### Task requirements
Every line below that holds the string "result" should be copied out.

### Excerpted data
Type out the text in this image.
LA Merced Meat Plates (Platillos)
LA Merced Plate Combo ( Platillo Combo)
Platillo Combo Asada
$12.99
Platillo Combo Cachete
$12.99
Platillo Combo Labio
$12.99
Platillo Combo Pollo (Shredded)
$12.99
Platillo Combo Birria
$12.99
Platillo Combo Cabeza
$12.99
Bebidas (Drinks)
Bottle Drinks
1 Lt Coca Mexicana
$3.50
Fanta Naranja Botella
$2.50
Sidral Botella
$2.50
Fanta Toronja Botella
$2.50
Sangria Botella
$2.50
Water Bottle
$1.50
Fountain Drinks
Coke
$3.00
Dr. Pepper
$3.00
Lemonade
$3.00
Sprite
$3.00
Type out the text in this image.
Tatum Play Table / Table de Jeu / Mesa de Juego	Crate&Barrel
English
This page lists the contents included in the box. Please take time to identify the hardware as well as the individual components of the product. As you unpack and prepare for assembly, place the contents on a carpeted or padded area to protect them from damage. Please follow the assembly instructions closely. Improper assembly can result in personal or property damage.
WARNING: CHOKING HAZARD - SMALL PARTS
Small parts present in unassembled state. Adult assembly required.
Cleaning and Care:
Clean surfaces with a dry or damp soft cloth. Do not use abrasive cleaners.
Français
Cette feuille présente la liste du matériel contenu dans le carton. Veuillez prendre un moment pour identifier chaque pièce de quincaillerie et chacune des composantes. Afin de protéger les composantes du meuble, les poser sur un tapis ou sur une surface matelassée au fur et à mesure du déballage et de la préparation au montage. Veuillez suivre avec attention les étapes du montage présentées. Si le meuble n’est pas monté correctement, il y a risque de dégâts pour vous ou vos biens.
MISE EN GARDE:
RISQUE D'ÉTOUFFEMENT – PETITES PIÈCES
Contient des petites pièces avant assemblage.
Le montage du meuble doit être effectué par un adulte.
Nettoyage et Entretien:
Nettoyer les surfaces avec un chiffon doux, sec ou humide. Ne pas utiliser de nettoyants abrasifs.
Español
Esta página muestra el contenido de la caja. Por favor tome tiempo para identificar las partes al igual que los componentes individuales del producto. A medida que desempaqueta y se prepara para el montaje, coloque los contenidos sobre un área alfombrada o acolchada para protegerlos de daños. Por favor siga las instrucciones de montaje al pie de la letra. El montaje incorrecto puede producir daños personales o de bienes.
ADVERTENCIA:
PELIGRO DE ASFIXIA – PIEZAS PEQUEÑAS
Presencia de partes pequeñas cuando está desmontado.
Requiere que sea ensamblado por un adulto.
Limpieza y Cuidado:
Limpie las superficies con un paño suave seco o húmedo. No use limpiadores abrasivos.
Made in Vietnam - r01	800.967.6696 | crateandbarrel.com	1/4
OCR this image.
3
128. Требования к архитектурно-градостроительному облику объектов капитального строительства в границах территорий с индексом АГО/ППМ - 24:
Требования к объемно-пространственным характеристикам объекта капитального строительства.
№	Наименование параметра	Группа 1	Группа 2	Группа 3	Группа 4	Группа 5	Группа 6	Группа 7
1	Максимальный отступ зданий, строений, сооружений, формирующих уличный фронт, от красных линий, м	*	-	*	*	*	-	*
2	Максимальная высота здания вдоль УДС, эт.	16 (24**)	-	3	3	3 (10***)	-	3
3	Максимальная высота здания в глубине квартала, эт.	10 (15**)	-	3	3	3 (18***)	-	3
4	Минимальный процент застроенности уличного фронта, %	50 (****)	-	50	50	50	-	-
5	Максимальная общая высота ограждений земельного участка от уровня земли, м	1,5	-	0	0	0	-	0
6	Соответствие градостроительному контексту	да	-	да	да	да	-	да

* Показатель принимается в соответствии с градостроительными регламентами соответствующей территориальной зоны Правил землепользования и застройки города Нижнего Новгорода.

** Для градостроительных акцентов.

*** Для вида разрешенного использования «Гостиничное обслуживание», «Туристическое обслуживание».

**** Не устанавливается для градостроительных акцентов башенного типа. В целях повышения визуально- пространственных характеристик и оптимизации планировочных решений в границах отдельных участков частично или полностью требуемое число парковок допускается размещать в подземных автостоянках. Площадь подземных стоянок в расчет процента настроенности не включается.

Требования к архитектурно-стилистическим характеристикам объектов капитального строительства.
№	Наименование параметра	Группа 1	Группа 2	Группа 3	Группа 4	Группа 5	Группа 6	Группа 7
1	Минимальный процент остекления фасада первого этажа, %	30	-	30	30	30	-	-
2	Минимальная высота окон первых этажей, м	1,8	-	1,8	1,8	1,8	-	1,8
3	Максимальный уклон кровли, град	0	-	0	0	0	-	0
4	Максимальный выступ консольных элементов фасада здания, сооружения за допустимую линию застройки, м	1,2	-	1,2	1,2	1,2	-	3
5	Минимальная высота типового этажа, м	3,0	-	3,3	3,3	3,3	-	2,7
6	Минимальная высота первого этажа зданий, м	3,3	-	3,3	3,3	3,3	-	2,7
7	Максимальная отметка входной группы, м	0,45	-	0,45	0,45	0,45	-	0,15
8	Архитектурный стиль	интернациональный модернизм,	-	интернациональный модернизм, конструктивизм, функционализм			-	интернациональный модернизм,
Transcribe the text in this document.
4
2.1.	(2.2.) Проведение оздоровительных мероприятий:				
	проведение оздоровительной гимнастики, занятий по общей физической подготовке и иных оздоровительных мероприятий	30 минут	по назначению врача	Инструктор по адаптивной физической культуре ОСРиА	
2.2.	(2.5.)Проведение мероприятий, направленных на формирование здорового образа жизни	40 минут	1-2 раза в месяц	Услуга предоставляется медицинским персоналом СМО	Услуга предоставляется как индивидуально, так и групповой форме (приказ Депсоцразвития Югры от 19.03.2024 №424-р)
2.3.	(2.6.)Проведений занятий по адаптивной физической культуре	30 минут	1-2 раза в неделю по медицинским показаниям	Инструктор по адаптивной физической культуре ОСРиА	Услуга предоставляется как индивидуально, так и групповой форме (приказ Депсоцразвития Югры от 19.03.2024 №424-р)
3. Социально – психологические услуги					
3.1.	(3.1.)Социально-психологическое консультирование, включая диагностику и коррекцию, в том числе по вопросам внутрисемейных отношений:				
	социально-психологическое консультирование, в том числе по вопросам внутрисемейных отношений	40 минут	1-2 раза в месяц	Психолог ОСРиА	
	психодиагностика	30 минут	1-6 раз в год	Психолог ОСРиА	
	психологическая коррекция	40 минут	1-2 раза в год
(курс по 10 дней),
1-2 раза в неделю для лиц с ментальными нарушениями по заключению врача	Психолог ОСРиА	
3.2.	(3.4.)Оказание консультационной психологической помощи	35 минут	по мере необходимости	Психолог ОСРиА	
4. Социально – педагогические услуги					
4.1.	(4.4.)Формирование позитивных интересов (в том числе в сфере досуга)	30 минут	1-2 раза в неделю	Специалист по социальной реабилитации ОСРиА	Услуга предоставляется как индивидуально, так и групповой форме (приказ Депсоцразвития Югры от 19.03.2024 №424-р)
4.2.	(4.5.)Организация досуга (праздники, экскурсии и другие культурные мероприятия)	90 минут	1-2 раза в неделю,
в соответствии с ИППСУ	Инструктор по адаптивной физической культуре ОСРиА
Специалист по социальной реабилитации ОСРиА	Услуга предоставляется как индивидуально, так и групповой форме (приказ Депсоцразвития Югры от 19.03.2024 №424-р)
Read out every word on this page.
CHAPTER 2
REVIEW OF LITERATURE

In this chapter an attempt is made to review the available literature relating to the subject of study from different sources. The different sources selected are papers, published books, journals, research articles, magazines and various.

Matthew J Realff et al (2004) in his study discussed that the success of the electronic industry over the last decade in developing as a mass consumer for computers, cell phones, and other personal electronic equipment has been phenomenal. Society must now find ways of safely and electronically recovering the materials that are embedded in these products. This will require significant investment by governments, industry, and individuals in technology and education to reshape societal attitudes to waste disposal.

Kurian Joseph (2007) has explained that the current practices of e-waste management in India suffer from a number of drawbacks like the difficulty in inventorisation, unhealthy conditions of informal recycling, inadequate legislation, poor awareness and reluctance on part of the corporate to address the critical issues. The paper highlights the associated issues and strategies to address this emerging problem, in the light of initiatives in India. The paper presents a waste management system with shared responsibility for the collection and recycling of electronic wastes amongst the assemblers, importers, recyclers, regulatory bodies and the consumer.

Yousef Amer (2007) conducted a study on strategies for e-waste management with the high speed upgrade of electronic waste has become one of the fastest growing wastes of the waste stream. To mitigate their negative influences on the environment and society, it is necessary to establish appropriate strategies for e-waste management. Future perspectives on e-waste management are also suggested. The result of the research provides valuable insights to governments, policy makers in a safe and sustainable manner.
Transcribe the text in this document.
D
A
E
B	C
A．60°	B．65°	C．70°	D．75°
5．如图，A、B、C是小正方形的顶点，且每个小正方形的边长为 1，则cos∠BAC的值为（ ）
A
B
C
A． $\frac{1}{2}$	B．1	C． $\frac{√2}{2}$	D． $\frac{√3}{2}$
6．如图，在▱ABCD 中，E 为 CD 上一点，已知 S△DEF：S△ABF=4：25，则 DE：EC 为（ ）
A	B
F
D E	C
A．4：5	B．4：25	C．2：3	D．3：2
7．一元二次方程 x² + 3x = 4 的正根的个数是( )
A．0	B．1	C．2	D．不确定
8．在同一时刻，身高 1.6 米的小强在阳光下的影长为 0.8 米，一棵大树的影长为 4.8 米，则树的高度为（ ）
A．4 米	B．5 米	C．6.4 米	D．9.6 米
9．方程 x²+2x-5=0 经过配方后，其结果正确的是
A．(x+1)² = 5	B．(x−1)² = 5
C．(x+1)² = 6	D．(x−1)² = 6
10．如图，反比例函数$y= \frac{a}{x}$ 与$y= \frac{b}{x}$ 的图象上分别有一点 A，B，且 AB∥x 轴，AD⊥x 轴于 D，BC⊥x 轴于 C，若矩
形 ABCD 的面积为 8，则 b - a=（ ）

### Task response
This page lists the contents included in the box. Please take time to identify the hardware as well as the individual components of the product. As you unpack and prepare for assembly, place the contents on a carpeted or padded area to protect them from damage. Please follow the assembly instructions closely. Improper assembly can result in personal or property damage.
Yousef Amer (2007) conducted a study on strategies for e-waste management with the high speed upgrade of electronic waste has become one of the fastest growing wastes of the waste stream. To mitigate their negative influences on the environment and society, it is necessary to establish appropriate strategies for e-waste management. Future perspectives on e-waste management are also suggested. The result of the research provides valuable insights to governments, policy makers in a safe and sustainable manner.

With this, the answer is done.